▼

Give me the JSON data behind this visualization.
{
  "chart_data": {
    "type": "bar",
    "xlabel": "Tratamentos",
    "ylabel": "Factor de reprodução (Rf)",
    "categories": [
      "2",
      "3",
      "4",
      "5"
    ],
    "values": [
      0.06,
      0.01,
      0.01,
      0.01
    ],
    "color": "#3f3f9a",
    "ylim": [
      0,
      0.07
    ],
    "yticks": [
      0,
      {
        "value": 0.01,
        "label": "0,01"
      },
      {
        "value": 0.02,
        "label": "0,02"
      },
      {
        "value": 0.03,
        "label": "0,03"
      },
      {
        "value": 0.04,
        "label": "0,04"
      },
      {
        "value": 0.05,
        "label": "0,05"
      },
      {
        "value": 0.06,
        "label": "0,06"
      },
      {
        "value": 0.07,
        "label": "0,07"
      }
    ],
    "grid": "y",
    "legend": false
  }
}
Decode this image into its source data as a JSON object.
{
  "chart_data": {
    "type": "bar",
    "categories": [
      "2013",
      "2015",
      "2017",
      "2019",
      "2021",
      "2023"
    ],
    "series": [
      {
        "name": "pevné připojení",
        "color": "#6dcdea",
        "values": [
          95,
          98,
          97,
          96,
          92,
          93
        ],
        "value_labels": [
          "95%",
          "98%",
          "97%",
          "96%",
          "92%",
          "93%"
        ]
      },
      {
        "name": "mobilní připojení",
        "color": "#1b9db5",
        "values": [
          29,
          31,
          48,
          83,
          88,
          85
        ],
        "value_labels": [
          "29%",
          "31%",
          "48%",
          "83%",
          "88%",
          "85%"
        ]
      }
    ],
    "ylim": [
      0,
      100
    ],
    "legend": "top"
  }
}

▲

• [OBJECTIVE]:
Reproduce the listing shown above in its entirety, exactly.

• [OUTPUT]:
Give me the JSON data behind this visualization.
{
  "chart_data": {
    "type": "bar",
    "xlabel": "Tratamentos",
    "ylabel": "Factor de reprodução (Rf)",
    "categories": [
      "2",
      "3",
      "4",
      "5"
    ],
    "values": [
      0.06,
      0.01,
      0.01,
      0.01
    ],
    "color": "#3f3f9a",
    "ylim": [
      0,
      0.07
    ],
    "yticks": [
      0,
      {
        "value": 0.01,
        "label": "0,01"
      },
      {
        "value": 0.02,
        "label": "0,02"
      },
      {
        "value": 0.03,
        "label": "0,03"
      },
      {
        "value": 0.04,
        "label": "0,04"
      },
      {
        "value": 0.05,
        "label": "0,05"
      },
      {
        "value": 0.06,
        "label": "0,06"
      },
      {
        "value": 0.07,
        "label": "0,07"
      }
    ],
    "grid": "y",
    "legend": false
  }
}
Decode this image into its source data as a JSON object.
{
  "chart_data": {
    "type": "bar",
    "categories": [
      "2013",
      "2015",
      "2017",
      "2019",
      "2021",
      "2023"
    ],
    "series": [
      {
        "name": "pevné připojení",
        "color": "#6dcdea",
        "values": [
          95,
          98,
          97,
          96,
          92,
          93
        ],
        "value_labels": [
          "95%",
          "98%",
          "97%",
          "96%",
          "92%",
          "93%"
        ]
      },
      {
        "name": "mobilní připojení",
        "color": "#1b9db5",
        "values": [
          29,
          31,
          48,
          83,
          88,
          85
        ],
        "value_labels": [
          "29%",
          "31%",
          "48%",
          "83%",
          "88%",
          "85%"
        ]
      }
    ],
    "ylim": [
      0,
      100
    ],
    "legend": "top"
  }
}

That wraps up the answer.